-------- Data rows
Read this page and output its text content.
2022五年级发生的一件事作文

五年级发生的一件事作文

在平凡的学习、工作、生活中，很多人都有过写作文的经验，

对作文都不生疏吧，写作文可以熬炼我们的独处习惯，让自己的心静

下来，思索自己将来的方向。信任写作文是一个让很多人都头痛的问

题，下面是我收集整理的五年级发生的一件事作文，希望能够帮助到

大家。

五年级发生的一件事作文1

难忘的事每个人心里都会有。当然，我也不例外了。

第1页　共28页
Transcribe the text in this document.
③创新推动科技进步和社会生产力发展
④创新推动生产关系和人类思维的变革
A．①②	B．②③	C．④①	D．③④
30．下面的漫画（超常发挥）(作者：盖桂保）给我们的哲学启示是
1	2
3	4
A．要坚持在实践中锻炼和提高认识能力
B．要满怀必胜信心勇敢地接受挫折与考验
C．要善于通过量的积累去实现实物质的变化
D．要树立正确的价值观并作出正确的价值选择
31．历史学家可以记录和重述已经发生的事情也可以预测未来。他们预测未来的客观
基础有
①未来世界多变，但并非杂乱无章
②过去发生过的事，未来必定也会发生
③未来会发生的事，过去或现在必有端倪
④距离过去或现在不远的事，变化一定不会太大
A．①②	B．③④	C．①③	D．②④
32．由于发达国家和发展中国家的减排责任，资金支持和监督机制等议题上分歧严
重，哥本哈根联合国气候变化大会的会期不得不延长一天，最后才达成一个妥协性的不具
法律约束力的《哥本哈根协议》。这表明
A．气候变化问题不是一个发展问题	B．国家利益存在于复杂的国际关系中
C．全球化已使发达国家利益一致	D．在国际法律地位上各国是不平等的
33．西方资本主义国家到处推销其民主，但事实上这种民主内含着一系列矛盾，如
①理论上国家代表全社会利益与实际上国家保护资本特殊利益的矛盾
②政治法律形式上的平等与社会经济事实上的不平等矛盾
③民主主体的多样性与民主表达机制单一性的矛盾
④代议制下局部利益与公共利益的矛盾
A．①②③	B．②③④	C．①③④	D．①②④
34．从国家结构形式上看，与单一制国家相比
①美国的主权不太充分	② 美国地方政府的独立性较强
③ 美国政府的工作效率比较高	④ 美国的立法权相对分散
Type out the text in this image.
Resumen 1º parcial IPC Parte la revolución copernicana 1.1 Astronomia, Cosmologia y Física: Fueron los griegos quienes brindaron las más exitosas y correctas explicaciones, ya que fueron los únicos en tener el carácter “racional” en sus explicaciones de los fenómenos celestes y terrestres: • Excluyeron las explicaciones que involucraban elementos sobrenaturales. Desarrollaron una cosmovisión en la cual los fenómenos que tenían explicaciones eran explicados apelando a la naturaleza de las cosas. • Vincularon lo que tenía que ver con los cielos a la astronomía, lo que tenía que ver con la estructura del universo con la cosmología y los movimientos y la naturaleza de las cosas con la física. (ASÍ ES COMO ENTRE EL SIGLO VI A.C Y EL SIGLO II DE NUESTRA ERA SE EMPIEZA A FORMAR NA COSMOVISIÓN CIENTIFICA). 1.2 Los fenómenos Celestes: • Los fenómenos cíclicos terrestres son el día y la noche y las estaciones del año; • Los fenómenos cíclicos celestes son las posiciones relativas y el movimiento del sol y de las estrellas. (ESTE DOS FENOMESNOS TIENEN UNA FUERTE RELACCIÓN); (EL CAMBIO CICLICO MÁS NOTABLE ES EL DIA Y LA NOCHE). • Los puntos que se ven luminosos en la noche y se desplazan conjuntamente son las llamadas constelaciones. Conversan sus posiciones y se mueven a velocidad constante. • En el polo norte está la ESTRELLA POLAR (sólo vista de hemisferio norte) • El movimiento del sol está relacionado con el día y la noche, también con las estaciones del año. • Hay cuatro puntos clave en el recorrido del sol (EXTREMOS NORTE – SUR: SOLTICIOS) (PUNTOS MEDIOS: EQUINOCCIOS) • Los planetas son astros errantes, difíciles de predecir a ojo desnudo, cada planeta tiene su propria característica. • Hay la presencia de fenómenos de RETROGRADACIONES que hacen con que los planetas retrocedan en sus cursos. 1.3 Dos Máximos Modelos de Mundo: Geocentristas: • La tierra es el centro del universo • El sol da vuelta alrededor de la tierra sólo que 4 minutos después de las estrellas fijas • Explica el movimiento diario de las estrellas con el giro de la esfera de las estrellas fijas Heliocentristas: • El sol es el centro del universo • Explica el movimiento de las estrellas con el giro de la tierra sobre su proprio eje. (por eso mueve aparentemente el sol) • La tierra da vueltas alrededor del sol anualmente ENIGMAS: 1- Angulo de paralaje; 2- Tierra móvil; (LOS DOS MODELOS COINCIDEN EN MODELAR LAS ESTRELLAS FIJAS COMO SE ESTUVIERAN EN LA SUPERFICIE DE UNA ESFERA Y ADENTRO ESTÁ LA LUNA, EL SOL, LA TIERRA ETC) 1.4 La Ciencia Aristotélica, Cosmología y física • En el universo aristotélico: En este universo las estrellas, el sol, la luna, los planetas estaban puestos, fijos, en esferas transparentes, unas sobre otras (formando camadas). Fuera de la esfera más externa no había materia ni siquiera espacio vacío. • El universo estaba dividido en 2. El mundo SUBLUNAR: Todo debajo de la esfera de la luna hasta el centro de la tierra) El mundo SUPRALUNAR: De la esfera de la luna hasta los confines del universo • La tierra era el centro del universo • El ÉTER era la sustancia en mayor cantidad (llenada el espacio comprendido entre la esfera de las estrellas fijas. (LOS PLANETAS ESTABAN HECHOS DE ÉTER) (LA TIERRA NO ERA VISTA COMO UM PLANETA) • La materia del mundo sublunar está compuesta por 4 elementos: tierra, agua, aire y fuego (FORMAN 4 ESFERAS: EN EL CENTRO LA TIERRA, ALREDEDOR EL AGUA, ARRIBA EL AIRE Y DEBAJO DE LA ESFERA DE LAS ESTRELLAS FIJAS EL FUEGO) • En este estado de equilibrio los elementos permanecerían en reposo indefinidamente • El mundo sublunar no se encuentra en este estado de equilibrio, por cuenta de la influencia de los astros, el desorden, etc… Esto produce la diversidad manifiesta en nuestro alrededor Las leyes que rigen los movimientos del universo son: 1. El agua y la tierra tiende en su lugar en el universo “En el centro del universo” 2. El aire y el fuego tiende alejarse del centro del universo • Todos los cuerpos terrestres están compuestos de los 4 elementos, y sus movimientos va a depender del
----------------
Track down the lines that include the word "this" and copy them.

### Response:
Read this page and output its text content.
Transcribe the text in this document.
Type out the text in this image.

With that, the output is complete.